EXERCISE INSTRUCTIONS
Wherever the string "text" appears, copy the whole line.

Records contained in a dataset:
-*-*-

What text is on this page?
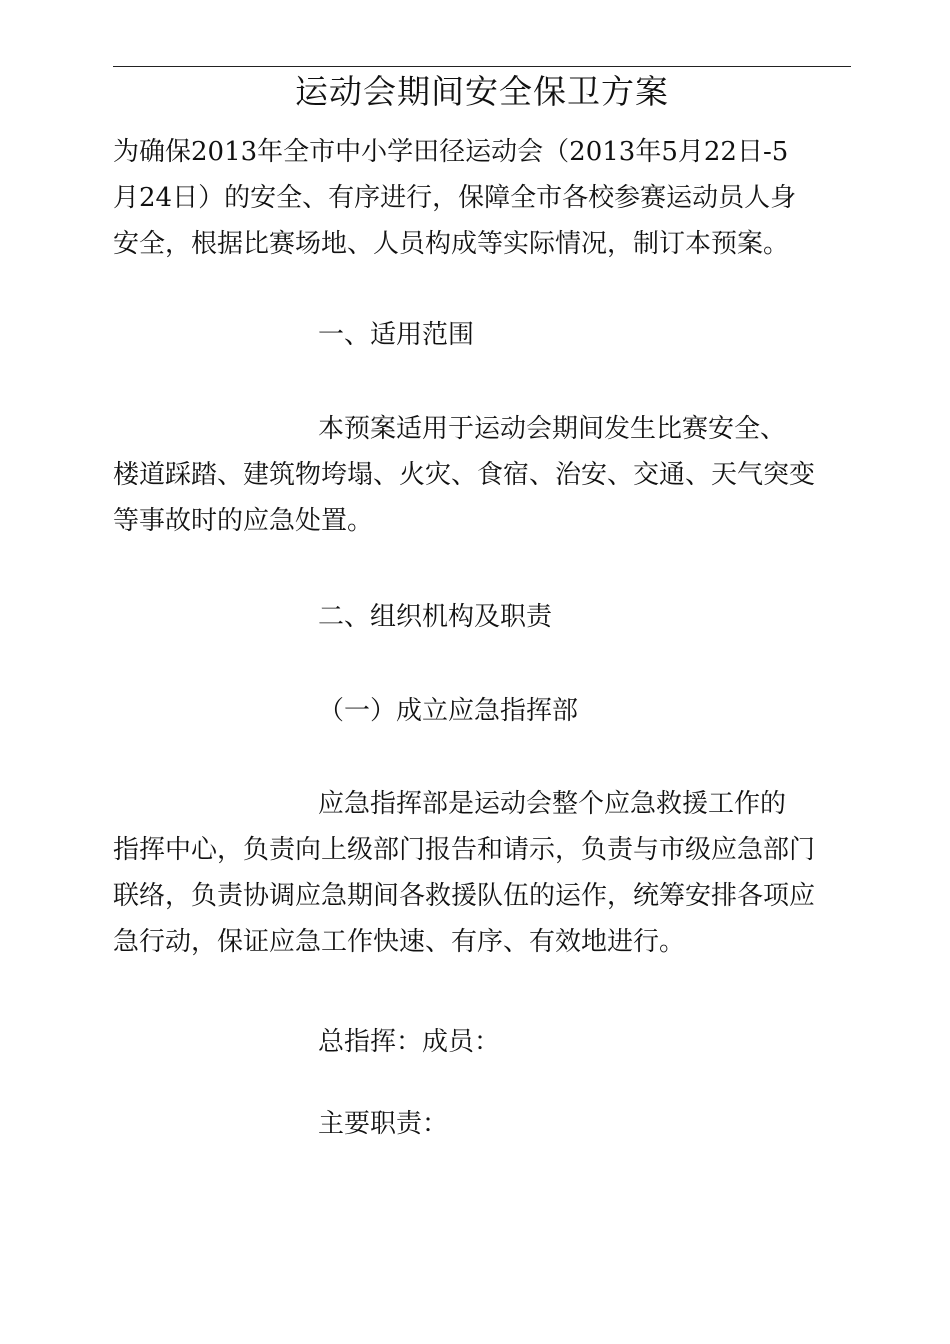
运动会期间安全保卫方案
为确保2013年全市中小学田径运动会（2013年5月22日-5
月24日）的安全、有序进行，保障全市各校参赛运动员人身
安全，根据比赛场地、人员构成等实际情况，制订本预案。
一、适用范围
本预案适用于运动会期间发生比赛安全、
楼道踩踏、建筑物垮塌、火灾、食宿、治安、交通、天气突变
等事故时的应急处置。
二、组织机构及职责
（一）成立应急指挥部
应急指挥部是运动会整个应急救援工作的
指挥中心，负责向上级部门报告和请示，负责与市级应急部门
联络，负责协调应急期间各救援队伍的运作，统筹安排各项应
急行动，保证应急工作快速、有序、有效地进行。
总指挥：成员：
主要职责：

-*-*-

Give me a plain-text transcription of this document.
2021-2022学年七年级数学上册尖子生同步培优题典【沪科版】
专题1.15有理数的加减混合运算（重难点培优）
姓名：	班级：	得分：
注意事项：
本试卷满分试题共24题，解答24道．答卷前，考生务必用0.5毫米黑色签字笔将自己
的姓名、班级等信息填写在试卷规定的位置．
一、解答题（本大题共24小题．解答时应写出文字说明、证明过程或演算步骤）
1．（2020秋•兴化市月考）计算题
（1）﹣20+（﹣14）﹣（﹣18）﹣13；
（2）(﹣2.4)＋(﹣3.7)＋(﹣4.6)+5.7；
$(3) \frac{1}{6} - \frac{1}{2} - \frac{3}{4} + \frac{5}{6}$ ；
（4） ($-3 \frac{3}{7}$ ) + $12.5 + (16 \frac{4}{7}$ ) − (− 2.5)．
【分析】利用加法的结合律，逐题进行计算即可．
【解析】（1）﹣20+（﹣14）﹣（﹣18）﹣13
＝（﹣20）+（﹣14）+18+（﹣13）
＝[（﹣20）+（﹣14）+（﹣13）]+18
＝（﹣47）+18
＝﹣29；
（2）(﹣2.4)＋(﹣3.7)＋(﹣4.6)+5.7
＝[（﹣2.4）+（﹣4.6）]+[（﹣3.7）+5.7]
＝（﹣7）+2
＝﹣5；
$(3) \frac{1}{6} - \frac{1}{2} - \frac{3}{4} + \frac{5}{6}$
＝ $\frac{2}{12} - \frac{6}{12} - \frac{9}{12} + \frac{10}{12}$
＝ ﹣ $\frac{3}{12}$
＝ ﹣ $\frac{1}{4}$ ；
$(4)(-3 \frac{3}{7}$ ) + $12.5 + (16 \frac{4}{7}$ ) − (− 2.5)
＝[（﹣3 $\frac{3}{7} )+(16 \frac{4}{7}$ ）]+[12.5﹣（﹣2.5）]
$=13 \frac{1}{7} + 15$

-*-*-

TASK RESPONSE
What text is on this page?
Give me a plain-text transcription of this document.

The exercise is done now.